==== Entries provided

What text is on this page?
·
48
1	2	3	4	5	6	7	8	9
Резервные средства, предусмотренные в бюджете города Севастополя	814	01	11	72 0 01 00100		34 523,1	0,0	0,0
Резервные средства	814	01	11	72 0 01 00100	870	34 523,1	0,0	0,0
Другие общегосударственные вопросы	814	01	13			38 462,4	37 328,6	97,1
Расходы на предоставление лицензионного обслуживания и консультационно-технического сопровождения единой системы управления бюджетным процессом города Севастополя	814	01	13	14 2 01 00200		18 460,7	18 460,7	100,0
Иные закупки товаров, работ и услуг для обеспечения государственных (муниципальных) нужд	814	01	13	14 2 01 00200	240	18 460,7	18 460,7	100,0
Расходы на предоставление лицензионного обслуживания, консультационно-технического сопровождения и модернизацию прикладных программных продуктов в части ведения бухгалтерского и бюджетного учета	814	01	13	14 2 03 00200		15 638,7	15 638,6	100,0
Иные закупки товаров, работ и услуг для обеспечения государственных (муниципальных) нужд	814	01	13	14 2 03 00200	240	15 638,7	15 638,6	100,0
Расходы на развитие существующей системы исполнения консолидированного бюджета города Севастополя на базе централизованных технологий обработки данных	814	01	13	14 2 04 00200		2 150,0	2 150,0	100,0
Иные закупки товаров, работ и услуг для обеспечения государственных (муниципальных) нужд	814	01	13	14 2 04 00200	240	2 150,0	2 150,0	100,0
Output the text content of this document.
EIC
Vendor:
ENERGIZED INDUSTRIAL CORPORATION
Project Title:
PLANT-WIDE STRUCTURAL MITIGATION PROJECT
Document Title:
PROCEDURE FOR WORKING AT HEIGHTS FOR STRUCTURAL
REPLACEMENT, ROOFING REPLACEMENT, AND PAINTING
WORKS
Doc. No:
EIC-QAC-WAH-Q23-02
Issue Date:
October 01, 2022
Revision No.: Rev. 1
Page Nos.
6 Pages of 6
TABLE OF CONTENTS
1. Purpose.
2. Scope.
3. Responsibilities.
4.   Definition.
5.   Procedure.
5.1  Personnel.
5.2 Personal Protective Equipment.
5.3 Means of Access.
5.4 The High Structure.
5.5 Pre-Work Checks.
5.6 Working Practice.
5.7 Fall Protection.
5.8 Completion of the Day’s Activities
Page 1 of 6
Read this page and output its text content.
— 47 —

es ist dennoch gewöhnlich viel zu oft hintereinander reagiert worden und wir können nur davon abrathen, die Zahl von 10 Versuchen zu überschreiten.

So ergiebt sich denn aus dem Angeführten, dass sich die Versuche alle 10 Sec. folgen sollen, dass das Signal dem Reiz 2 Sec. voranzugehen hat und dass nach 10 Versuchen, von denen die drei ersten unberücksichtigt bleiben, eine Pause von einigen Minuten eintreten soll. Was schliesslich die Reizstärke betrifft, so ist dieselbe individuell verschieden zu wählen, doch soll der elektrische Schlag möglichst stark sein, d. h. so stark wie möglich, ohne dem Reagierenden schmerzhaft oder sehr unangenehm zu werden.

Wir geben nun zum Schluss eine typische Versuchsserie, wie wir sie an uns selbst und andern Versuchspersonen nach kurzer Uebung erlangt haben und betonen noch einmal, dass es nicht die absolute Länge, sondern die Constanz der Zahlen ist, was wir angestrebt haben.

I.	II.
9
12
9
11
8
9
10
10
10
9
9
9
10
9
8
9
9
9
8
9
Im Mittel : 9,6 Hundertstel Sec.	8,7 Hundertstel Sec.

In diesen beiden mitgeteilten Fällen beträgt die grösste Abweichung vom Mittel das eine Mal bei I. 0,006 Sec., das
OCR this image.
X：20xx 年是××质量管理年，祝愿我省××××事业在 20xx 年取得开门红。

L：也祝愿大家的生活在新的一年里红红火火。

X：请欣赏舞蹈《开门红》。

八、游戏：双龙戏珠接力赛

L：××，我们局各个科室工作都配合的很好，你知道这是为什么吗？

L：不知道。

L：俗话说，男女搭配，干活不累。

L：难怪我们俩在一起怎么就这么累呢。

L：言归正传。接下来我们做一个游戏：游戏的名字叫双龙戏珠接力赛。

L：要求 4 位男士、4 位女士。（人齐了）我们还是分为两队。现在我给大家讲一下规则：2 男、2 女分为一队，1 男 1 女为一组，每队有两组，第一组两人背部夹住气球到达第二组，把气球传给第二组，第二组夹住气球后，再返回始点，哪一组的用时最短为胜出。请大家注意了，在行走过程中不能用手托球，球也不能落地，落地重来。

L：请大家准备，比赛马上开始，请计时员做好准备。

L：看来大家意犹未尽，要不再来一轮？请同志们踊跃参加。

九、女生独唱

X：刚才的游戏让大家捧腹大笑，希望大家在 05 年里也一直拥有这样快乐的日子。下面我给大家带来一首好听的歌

========

Of the lines in the data above, how many contain the word "nach"? Give only that figure.

2